» **Problem to work on**: Tally the lines holding the string "action" and reply with that number alone.

[Data extracted from a collection]

((

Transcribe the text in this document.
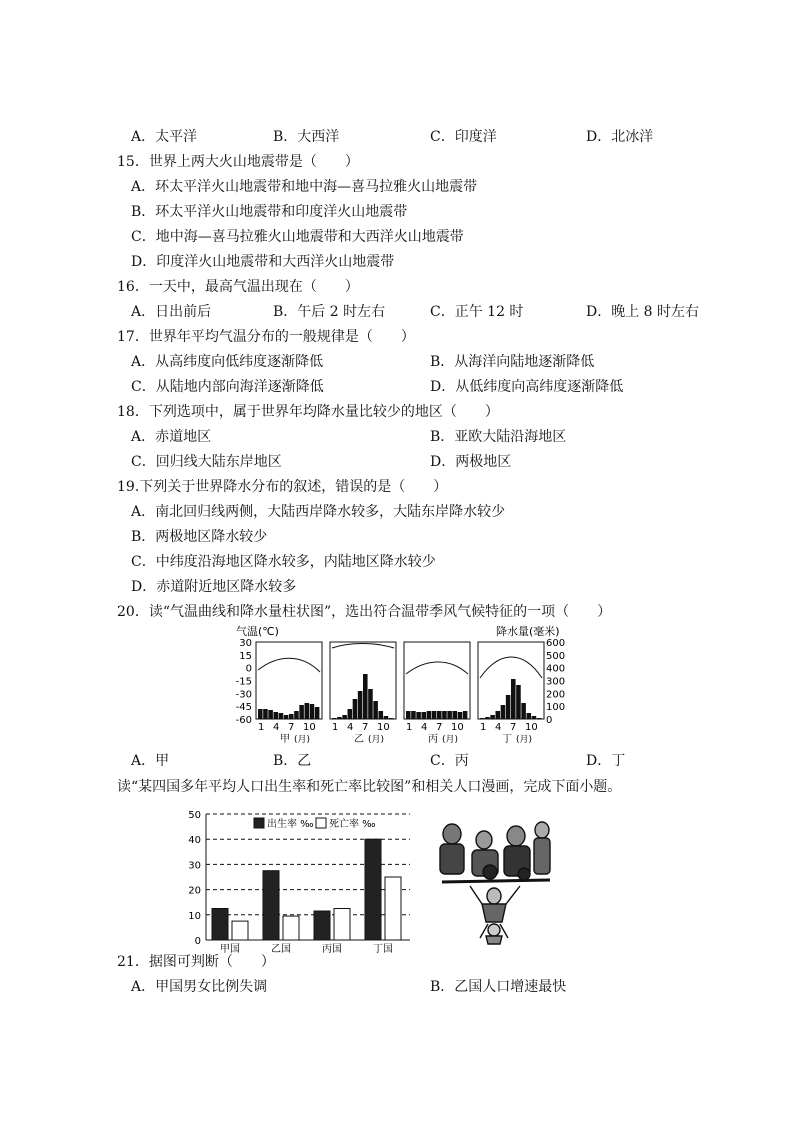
A．太平洋	B．大西洋	C．印度洋	D．北冰洋
15．世界上两大火山地震带是（　　）
A．环太平洋火山地震带和地中海—喜马拉雅火山地震带
B．环太平洋火山地震带和印度洋火山地震带
C．地中海—喜马拉雅火山地震带和大西洋火山地震带
D．印度洋火山地震带和大西洋火山地震带
16．一天中，最高气温出现在（　　）
A．日出前后	B．午后 2 时左右	C．正午 12 时	D．晚上 8 时左右
17．世界年平均气温分布的一般规律是（　　）
A．从高纬度向低纬度逐渐降低	B．从海洋向陆地逐渐降低
C．从陆地内部向海洋逐渐降低	D．从低纬度向高纬度逐渐降低
18．下列选项中，属于世界年均降水量比较少的地区（　　）
A．赤道地区	B．亚欧大陆沿海地区
C．回归线大陆东岸地区	D．两极地区
19.下列关于世界降水分布的叙述，错误的是（　　）
A．南北回归线两侧，大陆西岸降水较多，大陆东岸降水较少
B．两极地区降水较少
C．中纬度沿海地区降水较多，内陆地区降水较少
D．赤道附近地区降水较多
20．读“气温曲线和降水量柱状图”，选出符合温带季风气候特征的一项（　　）
气温(℃)	降水量(毫米)
30
15
0
-15
-30
-45
-60
600
500
400
300
200
100
0
1 4 7 10
甲 (月)
1 4 7 10
乙 (月)
1 4 7 10
丙 (月)
1 4 7 10
丁 (月)
A．甲	B．乙	C．丙	D．丁
读“某四国多年平均人口出生率和死亡率比较图”和相关人口漫画，完成下面小题。
0
10
20
30
40
50
出生率 ‰ 死亡率 ‰
甲国	乙国	丙国	丁国
21．据图可判断（　　）
A．甲国男女比例失调	B．乙国人口增速最快
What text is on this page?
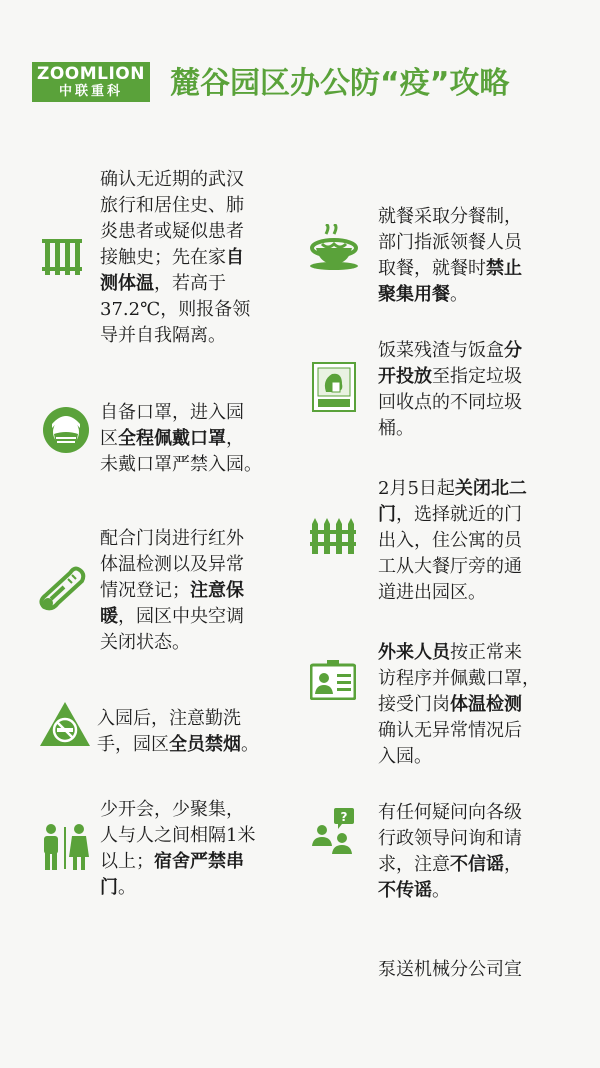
ZOOMLION
中联重科	麓谷园区办公防“疫”攻略
确认无近期的武汉
旅行和居住史、肺
炎患者或疑似患者
接触史；先在家自
测体温，若高于
37.2℃，则报备领
导并自我隔离。
自备口罩，进入园
区全程佩戴口罩，
未戴口罩严禁入园。
配合门岗进行红外
体温检测以及异常
情况登记；注意保
暖，园区中央空调
关闭状态。
入园后，注意勤洗
手，园区全员禁烟。
少开会，少聚集，
人与人之间相隔1米
以上；宿舍严禁串
门。
就餐采取分餐制，
部门指派领餐人员
取餐，就餐时禁止
聚集用餐。
饭菜残渣与饭盒分
开投放至指定垃圾
回收点的不同垃圾
桶。
2月5日起关闭北二
门，选择就近的门
出入，住公寓的员
工从大餐厅旁的通
道进出园区。
外来人员按正常来
访程序并佩戴口罩，
接受门岗体温检测
确认无异常情况后
入园。
? 有任何疑问向各级
行政领导问询和请
求，注意不信谣，
不传谣。
泵送机械分公司宣
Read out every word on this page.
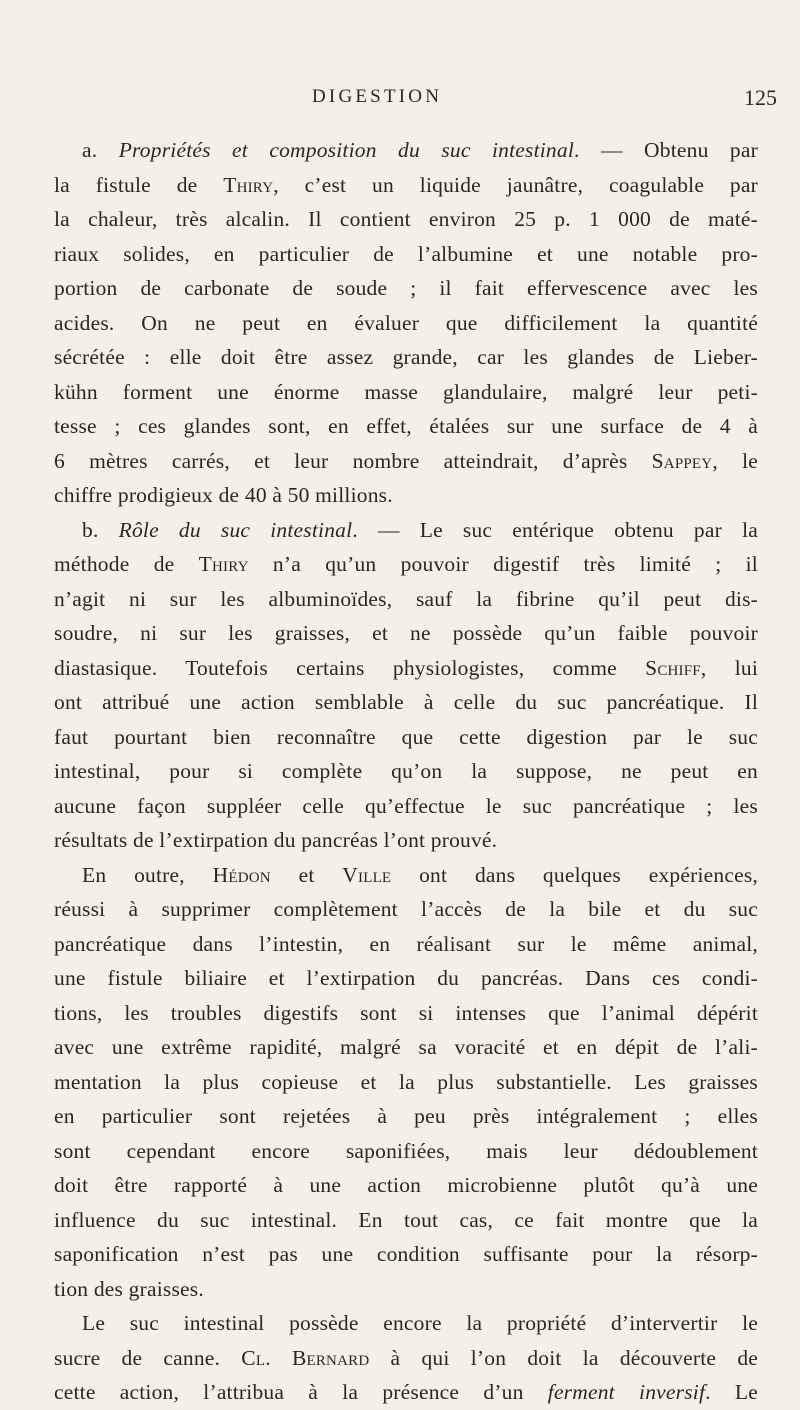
DIGESTION	125
a. Propriétés et composition du suc intestinal. — Obtenu par
la fistule de Thiry, c’est un liquide jaunâtre, coagulable par
la chaleur, très alcalin. Il contient environ 25 p. 1 000 de maté-
riaux solides, en particulier de l’albumine et une notable pro-
portion de carbonate de soude ; il fait effervescence avec les
acides. On ne peut en évaluer que difficilement la quantité
sécrétée : elle doit être assez grande, car les glandes de Lieber-
kühn forment une énorme masse glandulaire, malgré leur peti-
tesse ; ces glandes sont, en effet, étalées sur une surface de 4 à
6 mètres carrés, et leur nombre atteindrait, d’après Sappey, le
chiffre prodigieux de 40 à 50 millions.
b. Rôle du suc intestinal. — Le suc entérique obtenu par la
méthode de Thiry n’a qu’un pouvoir digestif très limité ; il
n’agit ni sur les albuminoïdes, sauf la fibrine qu’il peut dis-
soudre, ni sur les graisses, et ne possède qu’un faible pouvoir
diastasique. Toutefois certains physiologistes, comme Schiff, lui
ont attribué une action semblable à celle du suc pancréatique. Il
faut pourtant bien reconnaître que cette digestion par le suc
intestinal, pour si complète qu’on la suppose, ne peut en
aucune façon suppléer celle qu’effectue le suc pancréatique ; les
résultats de l’extirpation du pancréas l’ont prouvé.
En outre, Hédon et Ville ont dans quelques expériences,
réussi à supprimer complètement l’accès de la bile et du suc
pancréatique dans l’intestin, en réalisant sur le même animal,
une fistule biliaire et l’extirpation du pancréas. Dans ces condi-
tions, les troubles digestifs sont si intenses que l’animal dépérit
avec une extrême rapidité, malgré sa voracité et en dépit de l’ali-
mentation la plus copieuse et la plus substantielle. Les graisses
en particulier sont rejetées à peu près intégralement ; elles
sont cependant encore saponifiées, mais leur dédoublement
doit être rapporté à une action microbienne plutôt qu’à une
influence du suc intestinal. En tout cas, ce fait montre que la
saponification n’est pas une condition suffisante pour la résorp-
tion des graisses.
Le suc intestinal possède encore la propriété d’intervertir le
sucre de canne. Cl. Bernard à qui l’on doit la découverte de
cette action, l’attribua à la présence d’un ferment inversif. Le
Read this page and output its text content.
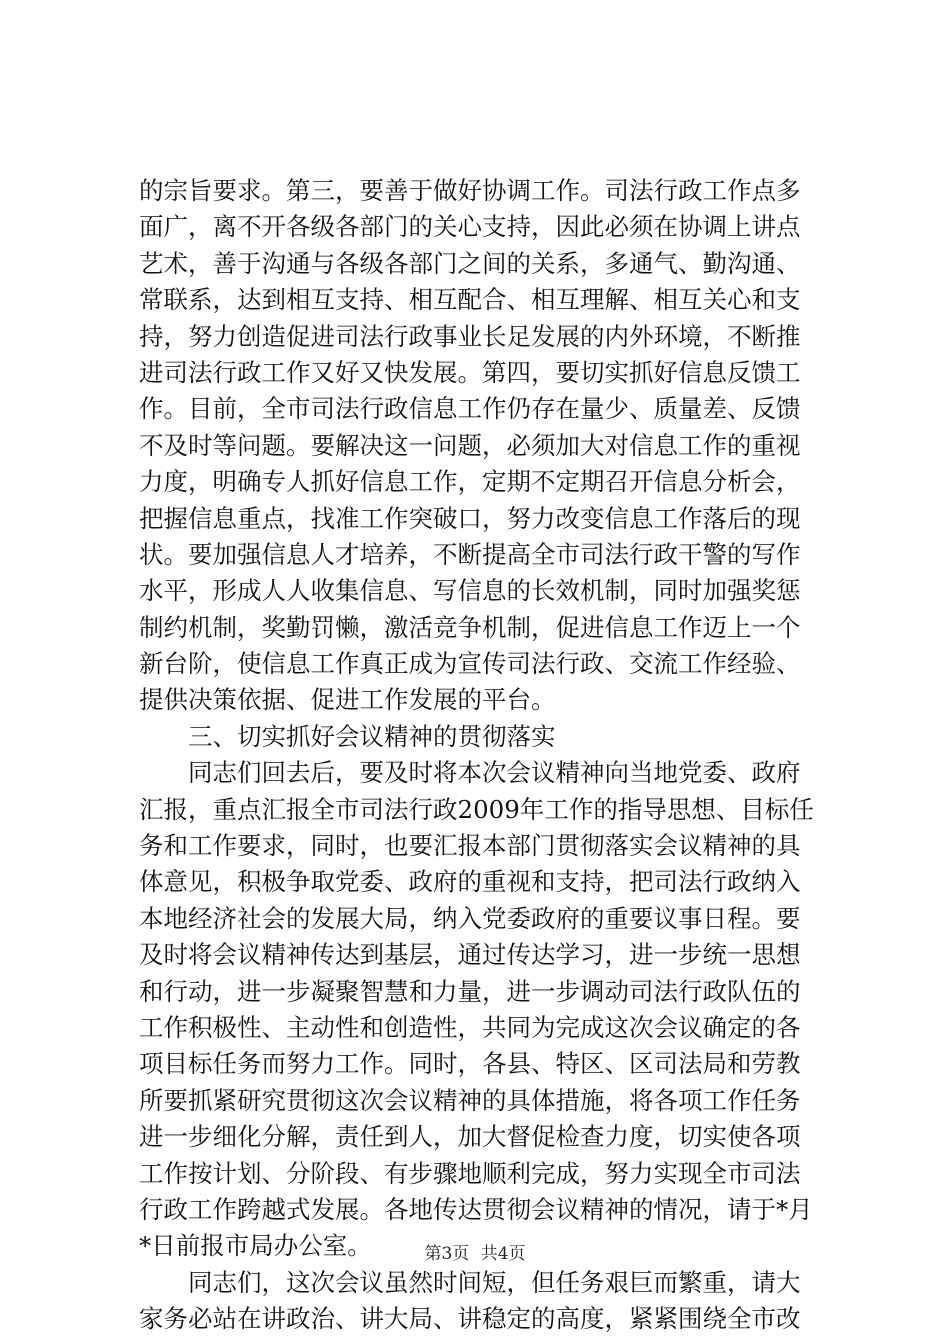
的宗旨要求。第三，要善于做好协调工作。司法行政工作点多
面广，离不开各级各部门的关心支持，因此必须在协调上讲点
艺术，善于沟通与各级各部门之间的关系，多通气、勤沟通、
常联系，达到相互支持、相互配合、相互理解、相互关心和支
持，努力创造促进司法行政事业长足发展的内外环境，不断推
进司法行政工作又好又快发展。第四，要切实抓好信息反馈工
作。目前，全市司法行政信息工作仍存在量少、质量差、反馈
不及时等问题。要解决这一问题，必须加大对信息工作的重视
力度，明确专人抓好信息工作，定期不定期召开信息分析会，
把握信息重点，找准工作突破口，努力改变信息工作落后的现
状。要加强信息人才培养，不断提高全市司法行政干警的写作
水平，形成人人收集信息、写信息的长效机制，同时加强奖惩
制约机制，奖勤罚懒，激活竞争机制，促进信息工作迈上一个
新台阶，使信息工作真正成为宣传司法行政、交流工作经验、
提供决策依据、促进工作发展的平台。
三、切实抓好会议精神的贯彻落实
同志们回去后，要及时将本次会议精神向当地党委、政府
汇报，重点汇报全市司法行政2009年工作的指导思想、目标任
务和工作要求，同时，也要汇报本部门贯彻落实会议精神的具
体意见，积极争取党委、政府的重视和支持，把司法行政纳入
本地经济社会的发展大局，纳入党委政府的重要议事日程。要
及时将会议精神传达到基层，通过传达学习，进一步统一思想
和行动，进一步凝聚智慧和力量，进一步调动司法行政队伍的
工作积极性、主动性和创造性，共同为完成这次会议确定的各
项目标任务而努力工作。同时，各县、特区、区司法局和劳教
所要抓紧研究贯彻这次会议精神的具体措施，将各项工作任务
进一步细化分解，责任到人，加大督促检查力度，切实使各项
工作按计划、分阶段、有步骤地顺利完成，努力实现全市司法
行政工作跨越式发展。各地传达贯彻会议精神的情况，请于*月
*日前报市局办公室。
同志们，这次会议虽然时间短，但任务艰巨而繁重，请大
家务必站在讲政治、讲大局、讲稳定的高度，紧紧围绕全市改
第3页 共4页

))

» **Exercise output**: 3